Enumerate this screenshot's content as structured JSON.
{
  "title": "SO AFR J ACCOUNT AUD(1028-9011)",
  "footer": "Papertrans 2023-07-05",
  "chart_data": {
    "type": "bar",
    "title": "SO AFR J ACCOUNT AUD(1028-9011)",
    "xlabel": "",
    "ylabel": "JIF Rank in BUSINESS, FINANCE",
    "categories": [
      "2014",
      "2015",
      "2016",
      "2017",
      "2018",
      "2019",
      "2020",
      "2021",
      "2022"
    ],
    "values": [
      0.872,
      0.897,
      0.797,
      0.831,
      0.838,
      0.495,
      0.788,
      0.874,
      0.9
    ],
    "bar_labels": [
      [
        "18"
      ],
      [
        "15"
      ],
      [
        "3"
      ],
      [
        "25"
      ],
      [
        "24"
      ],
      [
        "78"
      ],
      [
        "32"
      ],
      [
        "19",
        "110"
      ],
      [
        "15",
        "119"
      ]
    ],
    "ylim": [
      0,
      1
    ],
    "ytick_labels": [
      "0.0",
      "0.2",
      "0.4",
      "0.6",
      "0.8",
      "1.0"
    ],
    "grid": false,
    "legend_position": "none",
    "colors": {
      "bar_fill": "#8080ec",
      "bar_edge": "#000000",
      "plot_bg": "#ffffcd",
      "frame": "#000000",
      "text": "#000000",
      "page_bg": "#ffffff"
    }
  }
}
────────────────────────────────────────
## SET PROBLEM
The records above should be duplicated in full, exactly as given.

## TASK ANSWER
Enumerate this screenshot's content as structured JSON.
{
  "title": "SO AFR J ACCOUNT AUD(1028-9011)",
  "footer": "Papertrans 2023-07-05",
  "chart_data": {
    "type": "bar",
    "title": "SO AFR J ACCOUNT AUD(1028-9011)",
    "xlabel": "",
    "ylabel": "JIF Rank in BUSINESS, FINANCE",
    "categories": [
      "2014",
      "2015",
      "2016",
      "2017",
      "2018",
      "2019",
      "2020",
      "2021",
      "2022"
    ],
    "values": [
      0.872,
      0.897,
      0.797,
      0.831,
      0.838,
      0.495,
      0.788,
      0.874,
      0.9
    ],
    "bar_labels": [
      [
        "18"
      ],
      [
        "15"
      ],
      [
        "3"
      ],
      [
        "25"
      ],
      [
        "24"
      ],
      [
        "78"
      ],
      [
        "32"
      ],
      [
        "19",
        "110"
      ],
      [
        "15",
        "119"
      ]
    ],
    "ylim": [
      0,
      1
    ],
    "ytick_labels": [
      "0.0",
      "0.2",
      "0.4",
      "0.6",
      "0.8",
      "1.0"
    ],
    "grid": false,
    "legend_position": "none",
    "colors": {
      "bar_fill": "#8080ec",
      "bar_edge": "#000000",
      "plot_bg": "#ffffcd",
      "frame": "#000000",
      "text": "#000000",
      "page_bg": "#ffffff"
    }
  }
}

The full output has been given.